#### What to work on:
List each line of the data in which the string "name" appears.

#### Data shown:
>>>

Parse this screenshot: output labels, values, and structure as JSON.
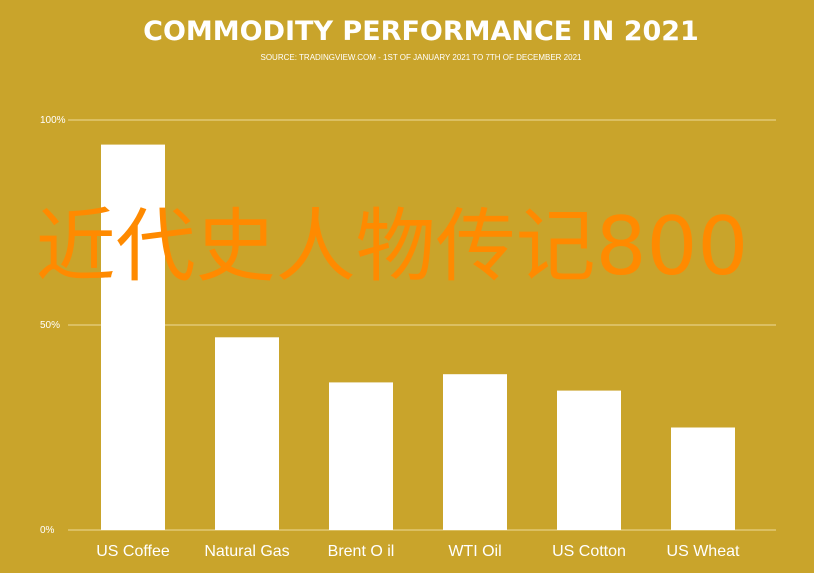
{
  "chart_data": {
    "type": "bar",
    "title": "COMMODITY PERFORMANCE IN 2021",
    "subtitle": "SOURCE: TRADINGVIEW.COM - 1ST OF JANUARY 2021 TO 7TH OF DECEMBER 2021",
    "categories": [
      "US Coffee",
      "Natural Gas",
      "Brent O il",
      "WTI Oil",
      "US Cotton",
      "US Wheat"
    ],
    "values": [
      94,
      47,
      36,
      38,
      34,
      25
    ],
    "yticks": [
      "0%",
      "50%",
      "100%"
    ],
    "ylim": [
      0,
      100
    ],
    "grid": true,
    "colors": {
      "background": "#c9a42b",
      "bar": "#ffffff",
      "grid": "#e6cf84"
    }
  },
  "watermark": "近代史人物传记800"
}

<<<
>>>

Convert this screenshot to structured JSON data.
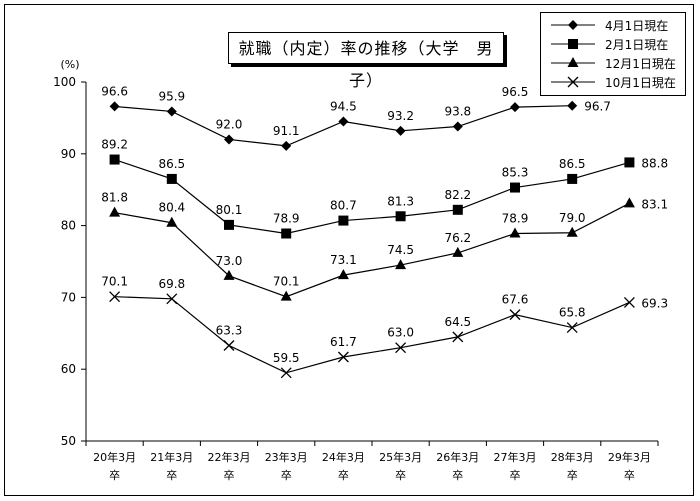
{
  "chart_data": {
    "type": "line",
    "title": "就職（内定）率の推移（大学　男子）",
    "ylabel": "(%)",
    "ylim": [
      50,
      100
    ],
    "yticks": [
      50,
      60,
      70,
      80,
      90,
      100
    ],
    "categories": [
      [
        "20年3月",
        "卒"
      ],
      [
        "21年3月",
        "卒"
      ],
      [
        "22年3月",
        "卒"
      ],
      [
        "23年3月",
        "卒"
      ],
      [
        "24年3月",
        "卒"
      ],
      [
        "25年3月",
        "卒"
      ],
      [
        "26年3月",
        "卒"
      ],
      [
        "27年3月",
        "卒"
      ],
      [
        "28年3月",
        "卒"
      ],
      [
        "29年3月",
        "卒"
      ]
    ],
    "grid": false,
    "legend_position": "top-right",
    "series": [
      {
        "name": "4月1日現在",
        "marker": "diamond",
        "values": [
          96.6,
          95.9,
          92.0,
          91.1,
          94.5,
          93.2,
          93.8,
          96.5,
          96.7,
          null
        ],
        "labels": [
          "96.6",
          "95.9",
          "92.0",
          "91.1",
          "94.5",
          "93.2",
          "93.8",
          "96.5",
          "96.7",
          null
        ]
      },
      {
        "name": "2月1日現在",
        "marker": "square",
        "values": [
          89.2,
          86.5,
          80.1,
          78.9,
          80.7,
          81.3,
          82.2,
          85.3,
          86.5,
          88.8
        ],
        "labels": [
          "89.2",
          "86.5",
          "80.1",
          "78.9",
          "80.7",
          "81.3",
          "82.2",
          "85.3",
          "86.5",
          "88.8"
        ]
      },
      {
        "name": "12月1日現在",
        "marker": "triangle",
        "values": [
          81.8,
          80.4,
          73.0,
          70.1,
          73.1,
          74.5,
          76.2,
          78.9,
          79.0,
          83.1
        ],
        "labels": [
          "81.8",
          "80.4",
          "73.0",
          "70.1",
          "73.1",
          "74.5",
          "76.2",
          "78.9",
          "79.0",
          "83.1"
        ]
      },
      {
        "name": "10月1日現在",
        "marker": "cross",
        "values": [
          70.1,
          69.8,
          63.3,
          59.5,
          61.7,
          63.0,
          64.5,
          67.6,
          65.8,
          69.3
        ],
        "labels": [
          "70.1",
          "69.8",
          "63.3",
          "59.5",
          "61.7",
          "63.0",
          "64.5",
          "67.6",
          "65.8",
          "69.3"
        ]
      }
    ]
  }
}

<<<

#### The response:
        "name": "4月1日現在",
        "name": "2月1日現在",
        "name": "12月1日現在",
        "name": "10月1日現在",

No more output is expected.